§ **Task to carry out**: Only a number is wanted: how many lines of the entries include the string "other"?

§ **Recorded information**:
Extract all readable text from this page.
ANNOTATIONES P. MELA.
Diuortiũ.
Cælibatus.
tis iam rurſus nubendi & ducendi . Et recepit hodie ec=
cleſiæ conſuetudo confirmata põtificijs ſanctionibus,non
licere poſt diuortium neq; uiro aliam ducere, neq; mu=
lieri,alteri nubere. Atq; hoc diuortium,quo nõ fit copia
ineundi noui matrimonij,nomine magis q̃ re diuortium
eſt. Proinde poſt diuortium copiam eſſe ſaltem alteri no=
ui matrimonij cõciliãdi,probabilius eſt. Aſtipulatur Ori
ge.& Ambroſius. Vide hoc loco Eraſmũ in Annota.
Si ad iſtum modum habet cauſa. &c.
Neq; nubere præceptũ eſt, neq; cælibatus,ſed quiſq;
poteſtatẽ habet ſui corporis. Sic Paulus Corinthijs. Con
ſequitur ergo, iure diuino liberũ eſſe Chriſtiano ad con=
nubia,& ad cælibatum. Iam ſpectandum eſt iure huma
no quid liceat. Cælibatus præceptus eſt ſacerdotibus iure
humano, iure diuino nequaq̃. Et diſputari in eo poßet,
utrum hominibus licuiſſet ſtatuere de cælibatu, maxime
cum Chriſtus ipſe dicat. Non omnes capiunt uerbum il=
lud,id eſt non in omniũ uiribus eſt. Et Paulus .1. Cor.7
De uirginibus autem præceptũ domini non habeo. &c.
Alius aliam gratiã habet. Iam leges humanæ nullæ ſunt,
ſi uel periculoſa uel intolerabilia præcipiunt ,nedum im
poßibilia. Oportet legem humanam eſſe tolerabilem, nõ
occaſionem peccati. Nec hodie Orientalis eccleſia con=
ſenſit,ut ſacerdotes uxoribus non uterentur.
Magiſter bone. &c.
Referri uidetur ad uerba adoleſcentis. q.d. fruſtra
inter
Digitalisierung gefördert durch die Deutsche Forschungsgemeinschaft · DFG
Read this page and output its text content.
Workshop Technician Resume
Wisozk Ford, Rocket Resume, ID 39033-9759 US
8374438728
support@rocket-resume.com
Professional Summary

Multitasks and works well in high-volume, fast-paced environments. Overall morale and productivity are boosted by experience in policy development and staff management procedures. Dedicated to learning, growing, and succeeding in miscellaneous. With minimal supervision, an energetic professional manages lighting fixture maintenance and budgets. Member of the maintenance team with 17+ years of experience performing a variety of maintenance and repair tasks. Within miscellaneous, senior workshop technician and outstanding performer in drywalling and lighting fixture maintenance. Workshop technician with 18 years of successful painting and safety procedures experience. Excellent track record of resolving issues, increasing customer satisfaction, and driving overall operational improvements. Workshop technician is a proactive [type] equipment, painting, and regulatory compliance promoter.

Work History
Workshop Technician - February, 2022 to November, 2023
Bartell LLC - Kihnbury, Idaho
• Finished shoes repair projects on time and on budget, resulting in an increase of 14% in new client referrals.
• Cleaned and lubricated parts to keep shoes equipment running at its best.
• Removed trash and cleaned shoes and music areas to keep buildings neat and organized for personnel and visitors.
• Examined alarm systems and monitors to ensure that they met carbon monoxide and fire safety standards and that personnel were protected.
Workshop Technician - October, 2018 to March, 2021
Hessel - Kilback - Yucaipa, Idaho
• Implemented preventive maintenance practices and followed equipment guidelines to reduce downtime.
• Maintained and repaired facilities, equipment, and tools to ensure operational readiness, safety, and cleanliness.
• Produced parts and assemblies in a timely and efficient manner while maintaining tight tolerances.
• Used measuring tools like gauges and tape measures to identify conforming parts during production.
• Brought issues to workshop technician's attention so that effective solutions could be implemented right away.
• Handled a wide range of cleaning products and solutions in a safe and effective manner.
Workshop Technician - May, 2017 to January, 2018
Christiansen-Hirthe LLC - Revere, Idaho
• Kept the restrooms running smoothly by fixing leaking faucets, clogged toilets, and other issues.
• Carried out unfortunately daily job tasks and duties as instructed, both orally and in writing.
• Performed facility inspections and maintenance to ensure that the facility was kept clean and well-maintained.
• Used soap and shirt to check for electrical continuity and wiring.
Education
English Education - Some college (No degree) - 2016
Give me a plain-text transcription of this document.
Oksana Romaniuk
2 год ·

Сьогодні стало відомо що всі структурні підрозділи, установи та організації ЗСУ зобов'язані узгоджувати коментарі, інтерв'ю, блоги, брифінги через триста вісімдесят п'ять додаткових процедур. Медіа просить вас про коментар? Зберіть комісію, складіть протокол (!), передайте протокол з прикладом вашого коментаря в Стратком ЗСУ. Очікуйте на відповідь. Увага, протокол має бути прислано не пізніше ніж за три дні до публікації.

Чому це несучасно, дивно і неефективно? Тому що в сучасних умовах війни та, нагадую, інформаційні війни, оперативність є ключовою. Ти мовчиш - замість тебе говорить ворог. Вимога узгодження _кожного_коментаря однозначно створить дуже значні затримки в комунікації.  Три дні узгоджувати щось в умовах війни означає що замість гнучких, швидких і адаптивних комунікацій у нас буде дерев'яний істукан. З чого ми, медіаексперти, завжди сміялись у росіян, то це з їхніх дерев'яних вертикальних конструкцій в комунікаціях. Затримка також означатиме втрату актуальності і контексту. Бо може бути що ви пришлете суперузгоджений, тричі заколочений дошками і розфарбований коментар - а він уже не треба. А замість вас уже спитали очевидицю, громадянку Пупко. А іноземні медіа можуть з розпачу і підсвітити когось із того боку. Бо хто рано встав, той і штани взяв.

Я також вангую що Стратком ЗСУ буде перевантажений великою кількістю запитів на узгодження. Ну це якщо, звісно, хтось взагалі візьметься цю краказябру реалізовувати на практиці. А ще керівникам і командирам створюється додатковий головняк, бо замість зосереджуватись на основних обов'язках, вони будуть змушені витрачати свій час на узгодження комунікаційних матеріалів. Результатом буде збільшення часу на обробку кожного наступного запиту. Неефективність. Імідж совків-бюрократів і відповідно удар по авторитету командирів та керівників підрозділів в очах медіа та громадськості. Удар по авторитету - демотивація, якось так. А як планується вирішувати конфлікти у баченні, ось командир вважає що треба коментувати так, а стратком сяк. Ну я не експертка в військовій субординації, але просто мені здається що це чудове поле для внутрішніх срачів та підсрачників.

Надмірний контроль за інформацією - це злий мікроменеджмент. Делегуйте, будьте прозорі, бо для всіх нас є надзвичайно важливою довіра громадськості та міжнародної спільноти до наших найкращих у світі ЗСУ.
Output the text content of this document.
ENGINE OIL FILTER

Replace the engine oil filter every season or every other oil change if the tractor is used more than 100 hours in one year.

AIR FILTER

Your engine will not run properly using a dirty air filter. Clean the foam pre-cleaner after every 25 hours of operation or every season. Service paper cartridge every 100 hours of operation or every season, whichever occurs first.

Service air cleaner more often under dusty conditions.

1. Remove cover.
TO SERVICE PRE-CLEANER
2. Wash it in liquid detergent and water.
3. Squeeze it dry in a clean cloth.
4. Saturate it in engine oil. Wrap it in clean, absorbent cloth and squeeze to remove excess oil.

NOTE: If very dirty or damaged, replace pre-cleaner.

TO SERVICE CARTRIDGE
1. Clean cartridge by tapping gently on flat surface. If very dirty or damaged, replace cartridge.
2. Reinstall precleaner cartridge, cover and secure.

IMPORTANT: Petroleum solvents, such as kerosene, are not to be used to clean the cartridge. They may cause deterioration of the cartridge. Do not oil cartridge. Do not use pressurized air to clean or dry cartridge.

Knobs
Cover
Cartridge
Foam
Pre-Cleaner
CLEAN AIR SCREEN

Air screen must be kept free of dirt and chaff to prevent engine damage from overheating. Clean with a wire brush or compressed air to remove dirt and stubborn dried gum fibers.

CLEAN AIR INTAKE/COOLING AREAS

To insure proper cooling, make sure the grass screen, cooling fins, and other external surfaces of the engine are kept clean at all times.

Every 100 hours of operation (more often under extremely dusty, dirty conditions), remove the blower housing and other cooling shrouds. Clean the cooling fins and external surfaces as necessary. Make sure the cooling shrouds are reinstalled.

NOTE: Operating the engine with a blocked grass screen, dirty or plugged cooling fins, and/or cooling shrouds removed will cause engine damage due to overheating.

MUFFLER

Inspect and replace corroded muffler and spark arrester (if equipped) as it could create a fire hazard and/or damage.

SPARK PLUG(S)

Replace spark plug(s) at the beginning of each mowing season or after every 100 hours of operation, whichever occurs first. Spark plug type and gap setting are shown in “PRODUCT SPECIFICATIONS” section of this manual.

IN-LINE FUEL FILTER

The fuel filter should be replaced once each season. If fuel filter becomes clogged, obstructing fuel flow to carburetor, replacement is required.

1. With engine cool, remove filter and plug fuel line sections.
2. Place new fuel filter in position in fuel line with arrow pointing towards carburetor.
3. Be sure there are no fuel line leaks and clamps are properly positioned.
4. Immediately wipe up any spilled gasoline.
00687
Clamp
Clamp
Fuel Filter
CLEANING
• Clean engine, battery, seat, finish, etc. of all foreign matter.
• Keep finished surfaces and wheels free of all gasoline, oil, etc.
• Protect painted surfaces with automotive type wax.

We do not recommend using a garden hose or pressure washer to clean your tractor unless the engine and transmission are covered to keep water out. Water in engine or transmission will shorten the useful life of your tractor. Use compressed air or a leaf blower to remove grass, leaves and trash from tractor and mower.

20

§ **Answer for this exercise**: 4